Data lines
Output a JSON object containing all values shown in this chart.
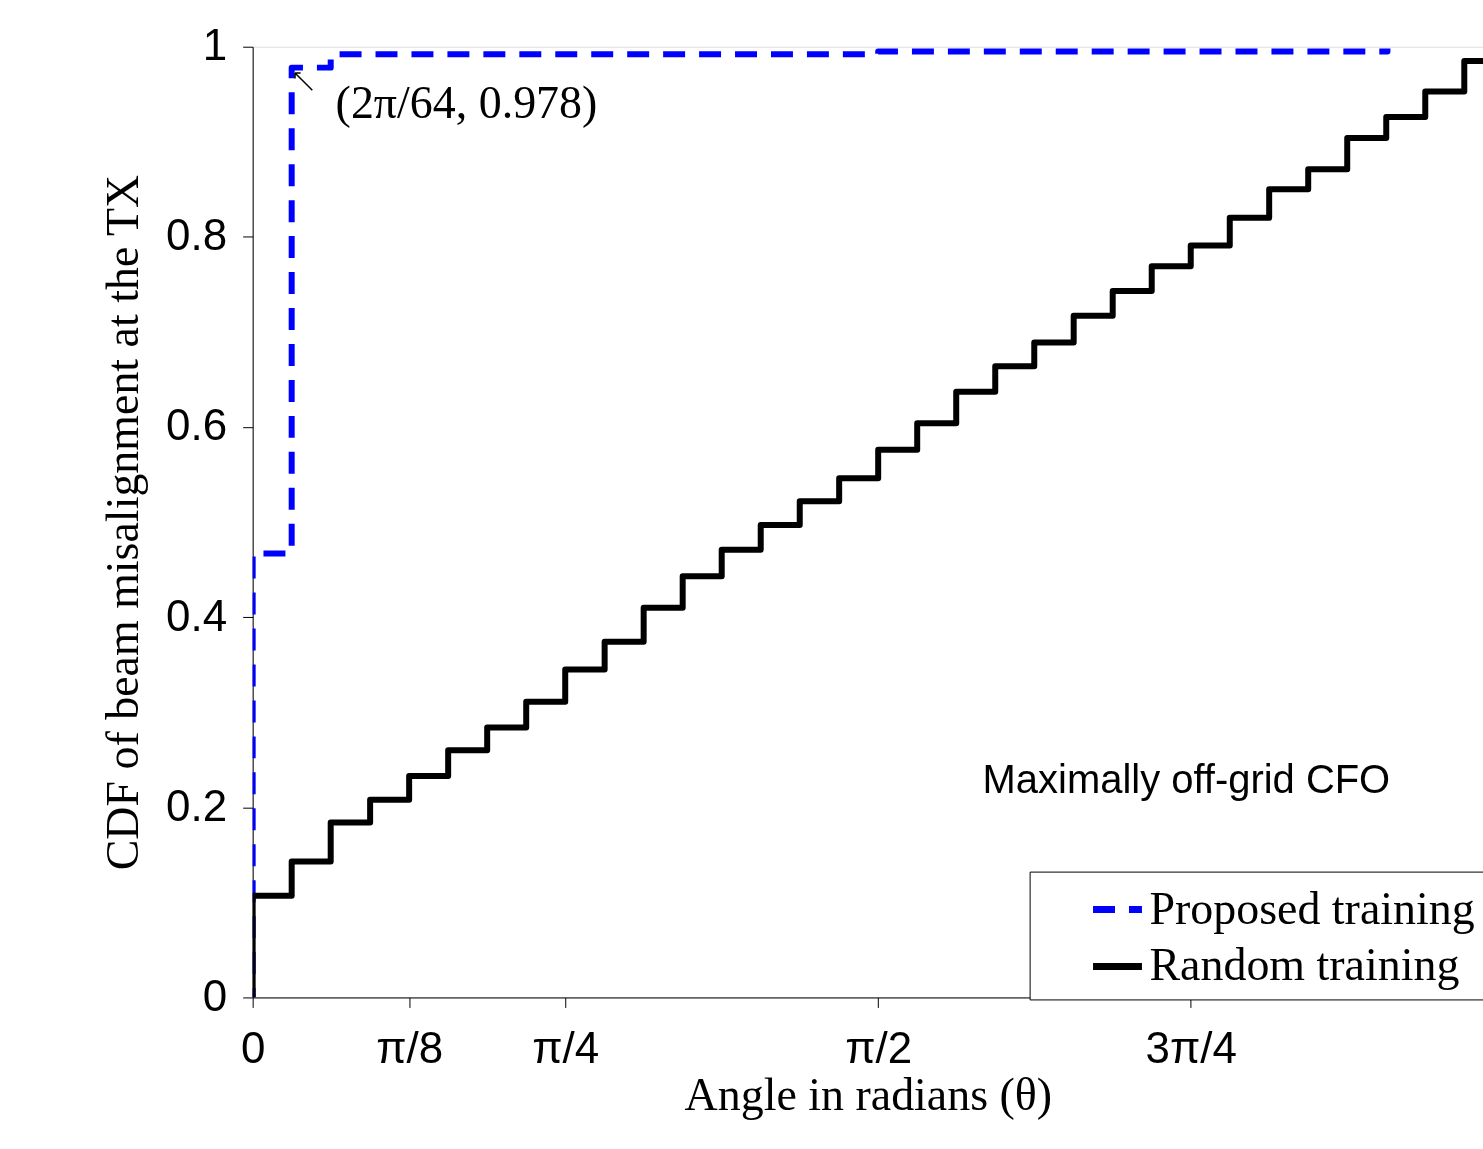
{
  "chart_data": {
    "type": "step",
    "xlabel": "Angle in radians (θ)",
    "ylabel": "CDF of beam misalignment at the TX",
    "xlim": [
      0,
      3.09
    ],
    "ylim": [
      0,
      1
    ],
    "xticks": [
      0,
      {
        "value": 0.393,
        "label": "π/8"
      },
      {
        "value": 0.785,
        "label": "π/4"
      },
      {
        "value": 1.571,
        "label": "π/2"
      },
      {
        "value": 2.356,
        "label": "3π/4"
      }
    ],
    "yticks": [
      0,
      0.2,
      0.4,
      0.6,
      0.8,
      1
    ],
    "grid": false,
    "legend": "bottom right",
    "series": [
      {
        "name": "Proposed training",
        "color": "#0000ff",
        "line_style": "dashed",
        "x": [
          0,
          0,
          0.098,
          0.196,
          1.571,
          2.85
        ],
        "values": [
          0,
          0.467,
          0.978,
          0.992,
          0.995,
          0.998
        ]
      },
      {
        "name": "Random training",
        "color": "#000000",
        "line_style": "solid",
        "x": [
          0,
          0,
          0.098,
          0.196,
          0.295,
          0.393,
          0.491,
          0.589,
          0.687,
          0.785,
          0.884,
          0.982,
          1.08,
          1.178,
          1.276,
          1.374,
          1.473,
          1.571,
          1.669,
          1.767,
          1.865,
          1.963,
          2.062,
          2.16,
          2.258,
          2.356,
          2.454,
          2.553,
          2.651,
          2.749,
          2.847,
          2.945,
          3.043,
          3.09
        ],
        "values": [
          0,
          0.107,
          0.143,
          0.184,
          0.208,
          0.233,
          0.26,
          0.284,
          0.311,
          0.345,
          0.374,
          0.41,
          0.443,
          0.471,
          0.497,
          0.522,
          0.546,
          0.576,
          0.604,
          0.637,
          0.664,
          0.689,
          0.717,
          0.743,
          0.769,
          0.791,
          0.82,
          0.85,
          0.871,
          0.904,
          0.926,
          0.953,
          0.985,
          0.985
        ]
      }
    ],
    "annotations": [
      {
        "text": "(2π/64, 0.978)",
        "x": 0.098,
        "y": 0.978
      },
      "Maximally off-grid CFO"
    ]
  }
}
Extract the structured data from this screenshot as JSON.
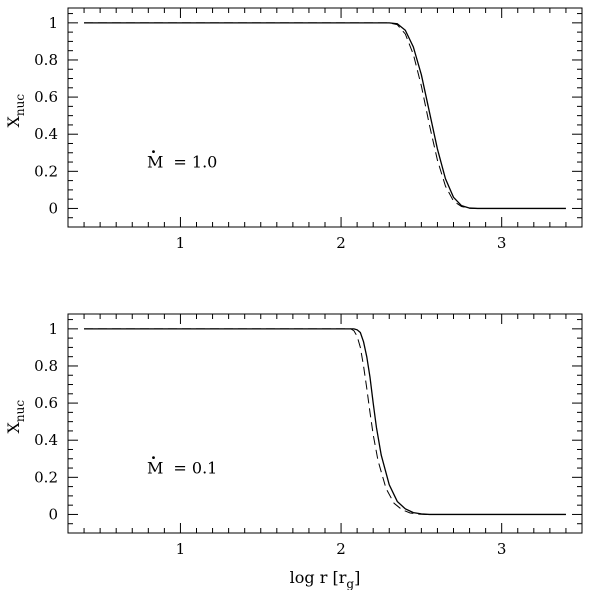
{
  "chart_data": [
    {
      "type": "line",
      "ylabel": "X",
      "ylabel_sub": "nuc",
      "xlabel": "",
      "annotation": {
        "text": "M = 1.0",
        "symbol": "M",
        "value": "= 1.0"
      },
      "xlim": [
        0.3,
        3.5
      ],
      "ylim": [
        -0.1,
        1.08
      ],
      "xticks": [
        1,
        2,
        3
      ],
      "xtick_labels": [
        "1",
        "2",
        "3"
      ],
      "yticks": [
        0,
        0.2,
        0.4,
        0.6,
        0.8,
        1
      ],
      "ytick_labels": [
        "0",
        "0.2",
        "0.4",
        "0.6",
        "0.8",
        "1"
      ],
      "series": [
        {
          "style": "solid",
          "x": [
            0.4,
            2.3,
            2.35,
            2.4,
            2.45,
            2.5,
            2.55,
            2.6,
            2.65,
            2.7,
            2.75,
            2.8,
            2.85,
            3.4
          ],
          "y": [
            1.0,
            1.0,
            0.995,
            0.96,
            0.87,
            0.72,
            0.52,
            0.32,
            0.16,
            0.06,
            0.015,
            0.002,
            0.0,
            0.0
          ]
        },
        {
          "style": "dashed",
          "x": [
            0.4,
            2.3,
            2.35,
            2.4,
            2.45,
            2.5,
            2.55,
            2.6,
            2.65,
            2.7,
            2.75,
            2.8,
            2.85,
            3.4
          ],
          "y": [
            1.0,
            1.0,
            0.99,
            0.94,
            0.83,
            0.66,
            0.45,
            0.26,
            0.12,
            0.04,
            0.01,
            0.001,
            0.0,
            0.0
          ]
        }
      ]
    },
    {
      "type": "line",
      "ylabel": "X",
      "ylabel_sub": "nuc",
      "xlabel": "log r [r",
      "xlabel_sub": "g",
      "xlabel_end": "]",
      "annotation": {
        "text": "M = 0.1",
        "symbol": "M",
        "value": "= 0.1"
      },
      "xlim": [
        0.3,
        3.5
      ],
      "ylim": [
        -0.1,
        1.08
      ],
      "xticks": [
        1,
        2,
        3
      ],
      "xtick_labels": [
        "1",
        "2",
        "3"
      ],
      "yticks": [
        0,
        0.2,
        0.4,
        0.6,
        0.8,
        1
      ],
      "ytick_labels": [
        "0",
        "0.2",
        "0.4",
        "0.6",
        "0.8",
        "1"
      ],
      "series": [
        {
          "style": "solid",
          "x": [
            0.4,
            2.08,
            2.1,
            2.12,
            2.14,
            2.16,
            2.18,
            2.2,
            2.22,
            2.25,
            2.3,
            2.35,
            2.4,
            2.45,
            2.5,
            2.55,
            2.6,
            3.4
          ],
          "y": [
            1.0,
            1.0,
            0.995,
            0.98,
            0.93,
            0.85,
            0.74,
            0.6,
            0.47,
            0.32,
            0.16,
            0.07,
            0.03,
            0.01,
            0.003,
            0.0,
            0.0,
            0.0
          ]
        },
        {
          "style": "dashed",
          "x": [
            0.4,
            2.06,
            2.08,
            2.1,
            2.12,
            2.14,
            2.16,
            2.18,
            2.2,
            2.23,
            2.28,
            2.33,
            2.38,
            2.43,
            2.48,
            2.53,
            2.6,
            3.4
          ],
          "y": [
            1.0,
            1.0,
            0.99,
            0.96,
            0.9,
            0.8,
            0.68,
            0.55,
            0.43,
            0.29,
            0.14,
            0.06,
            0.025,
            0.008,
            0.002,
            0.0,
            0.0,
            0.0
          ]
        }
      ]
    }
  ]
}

==

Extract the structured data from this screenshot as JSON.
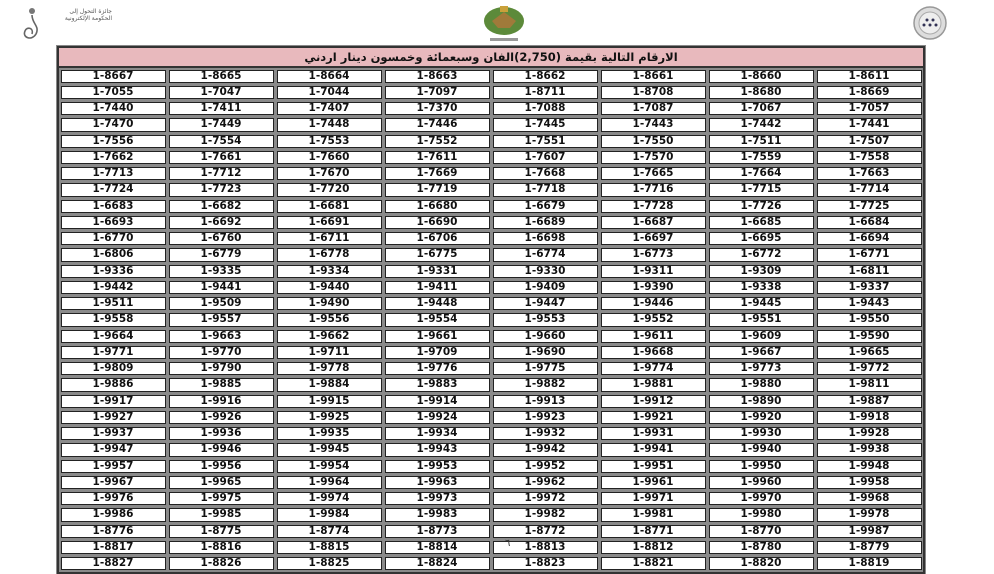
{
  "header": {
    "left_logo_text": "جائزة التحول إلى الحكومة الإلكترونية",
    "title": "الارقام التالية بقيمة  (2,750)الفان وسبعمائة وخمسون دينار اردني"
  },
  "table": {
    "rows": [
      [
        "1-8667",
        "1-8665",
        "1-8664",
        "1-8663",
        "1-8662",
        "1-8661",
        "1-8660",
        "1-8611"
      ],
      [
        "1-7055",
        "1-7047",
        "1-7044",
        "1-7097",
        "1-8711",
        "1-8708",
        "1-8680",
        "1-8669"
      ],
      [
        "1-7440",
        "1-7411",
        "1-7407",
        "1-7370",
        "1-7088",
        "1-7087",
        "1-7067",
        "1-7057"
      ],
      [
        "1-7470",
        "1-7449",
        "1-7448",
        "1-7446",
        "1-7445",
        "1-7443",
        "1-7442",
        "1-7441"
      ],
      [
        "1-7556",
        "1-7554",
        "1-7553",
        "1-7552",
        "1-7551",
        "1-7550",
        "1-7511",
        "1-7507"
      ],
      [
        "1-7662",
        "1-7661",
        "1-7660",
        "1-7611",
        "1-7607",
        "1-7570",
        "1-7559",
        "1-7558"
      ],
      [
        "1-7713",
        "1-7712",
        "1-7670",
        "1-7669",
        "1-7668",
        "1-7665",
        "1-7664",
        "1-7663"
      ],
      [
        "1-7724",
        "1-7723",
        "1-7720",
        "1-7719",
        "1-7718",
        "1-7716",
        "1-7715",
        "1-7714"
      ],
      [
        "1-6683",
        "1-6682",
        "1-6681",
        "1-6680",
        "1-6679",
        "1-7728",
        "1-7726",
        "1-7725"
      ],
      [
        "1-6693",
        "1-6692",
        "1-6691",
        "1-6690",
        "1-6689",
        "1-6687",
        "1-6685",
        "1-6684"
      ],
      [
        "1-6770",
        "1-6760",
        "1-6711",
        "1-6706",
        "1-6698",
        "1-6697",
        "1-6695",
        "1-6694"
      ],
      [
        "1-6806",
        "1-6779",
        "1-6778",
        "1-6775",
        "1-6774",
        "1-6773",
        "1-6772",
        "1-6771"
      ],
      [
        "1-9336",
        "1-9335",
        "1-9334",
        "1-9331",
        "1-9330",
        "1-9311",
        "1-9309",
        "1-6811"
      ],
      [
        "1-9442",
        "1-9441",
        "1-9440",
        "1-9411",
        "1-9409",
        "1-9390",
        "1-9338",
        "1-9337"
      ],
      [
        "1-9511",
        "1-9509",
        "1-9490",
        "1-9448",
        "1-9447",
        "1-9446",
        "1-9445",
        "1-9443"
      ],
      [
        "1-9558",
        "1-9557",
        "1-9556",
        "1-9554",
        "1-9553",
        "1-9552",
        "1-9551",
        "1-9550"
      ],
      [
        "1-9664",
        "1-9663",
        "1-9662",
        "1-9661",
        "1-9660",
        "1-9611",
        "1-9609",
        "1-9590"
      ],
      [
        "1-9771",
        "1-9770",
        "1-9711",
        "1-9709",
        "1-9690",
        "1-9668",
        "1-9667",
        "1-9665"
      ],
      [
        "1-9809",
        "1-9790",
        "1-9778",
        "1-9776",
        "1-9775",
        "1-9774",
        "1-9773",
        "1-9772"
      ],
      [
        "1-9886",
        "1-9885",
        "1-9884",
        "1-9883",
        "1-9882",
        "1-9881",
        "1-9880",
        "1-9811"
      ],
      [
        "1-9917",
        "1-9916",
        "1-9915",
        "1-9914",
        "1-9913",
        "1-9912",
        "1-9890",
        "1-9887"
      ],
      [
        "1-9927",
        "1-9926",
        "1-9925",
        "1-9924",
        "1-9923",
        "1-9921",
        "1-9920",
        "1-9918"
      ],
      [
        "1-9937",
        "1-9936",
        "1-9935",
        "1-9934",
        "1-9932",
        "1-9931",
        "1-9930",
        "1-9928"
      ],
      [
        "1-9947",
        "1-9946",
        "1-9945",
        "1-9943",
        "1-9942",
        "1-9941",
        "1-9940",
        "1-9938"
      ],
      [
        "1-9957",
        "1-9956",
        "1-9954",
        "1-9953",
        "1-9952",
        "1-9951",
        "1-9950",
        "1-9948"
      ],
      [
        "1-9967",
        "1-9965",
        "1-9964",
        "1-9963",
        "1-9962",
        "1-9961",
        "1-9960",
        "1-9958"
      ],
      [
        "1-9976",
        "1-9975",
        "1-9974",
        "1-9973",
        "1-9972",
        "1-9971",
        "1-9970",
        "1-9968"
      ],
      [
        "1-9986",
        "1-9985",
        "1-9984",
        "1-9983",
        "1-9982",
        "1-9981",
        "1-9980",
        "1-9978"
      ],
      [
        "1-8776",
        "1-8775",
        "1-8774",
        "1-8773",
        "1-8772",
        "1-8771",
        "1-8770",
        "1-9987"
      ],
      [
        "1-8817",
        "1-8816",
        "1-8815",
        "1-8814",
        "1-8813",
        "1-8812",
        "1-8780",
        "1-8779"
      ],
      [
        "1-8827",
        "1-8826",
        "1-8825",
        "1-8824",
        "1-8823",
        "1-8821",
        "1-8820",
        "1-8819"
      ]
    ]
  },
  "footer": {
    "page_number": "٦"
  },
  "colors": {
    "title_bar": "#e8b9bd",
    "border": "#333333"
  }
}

---

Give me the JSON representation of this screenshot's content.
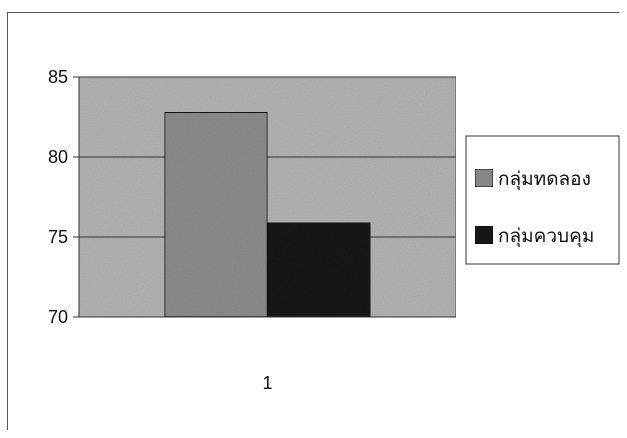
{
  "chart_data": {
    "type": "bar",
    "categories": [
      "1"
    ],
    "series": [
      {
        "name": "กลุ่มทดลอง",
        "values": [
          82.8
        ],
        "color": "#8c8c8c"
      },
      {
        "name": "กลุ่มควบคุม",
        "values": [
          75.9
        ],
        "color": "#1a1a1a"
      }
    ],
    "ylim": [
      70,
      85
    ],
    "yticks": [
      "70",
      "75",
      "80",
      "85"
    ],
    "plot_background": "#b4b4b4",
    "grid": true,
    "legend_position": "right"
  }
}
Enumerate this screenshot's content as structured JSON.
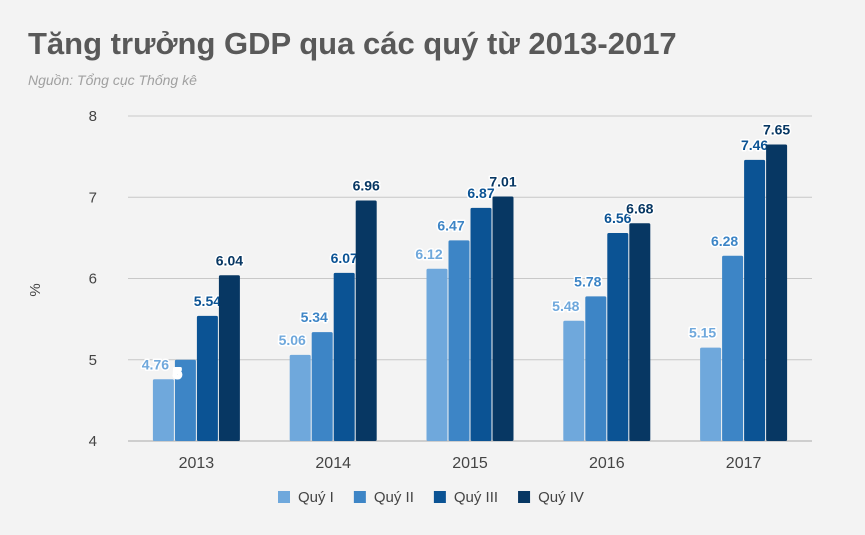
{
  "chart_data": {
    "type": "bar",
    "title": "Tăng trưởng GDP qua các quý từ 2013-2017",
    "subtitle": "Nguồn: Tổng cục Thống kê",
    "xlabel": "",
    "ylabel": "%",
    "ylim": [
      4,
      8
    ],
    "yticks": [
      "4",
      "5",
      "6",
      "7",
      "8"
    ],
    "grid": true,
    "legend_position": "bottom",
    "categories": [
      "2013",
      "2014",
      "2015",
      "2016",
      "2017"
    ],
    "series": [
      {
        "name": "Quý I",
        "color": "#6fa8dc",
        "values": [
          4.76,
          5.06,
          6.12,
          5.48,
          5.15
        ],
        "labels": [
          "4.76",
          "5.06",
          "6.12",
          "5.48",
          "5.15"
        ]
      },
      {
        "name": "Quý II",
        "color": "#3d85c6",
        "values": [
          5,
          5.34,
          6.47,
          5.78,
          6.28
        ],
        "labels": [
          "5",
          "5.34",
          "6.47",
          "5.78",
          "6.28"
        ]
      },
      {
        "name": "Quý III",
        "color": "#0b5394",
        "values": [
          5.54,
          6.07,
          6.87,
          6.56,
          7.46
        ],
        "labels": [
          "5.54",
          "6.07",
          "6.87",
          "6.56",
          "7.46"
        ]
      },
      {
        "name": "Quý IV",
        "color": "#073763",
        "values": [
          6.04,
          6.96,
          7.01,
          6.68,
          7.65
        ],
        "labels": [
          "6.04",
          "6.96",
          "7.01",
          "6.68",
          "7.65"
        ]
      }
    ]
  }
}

Request
Look through the entries and return every line where "this" appears.

Finished exercise
Output a JSON object containing all values shown in this chart.
Extract the structured data from this screenshot as JSON.
Extract the structured data from this screenshot as JSON.
Give me the JSON representation of this screenshot's content.
Enumerate this screenshot's content as structured JSON.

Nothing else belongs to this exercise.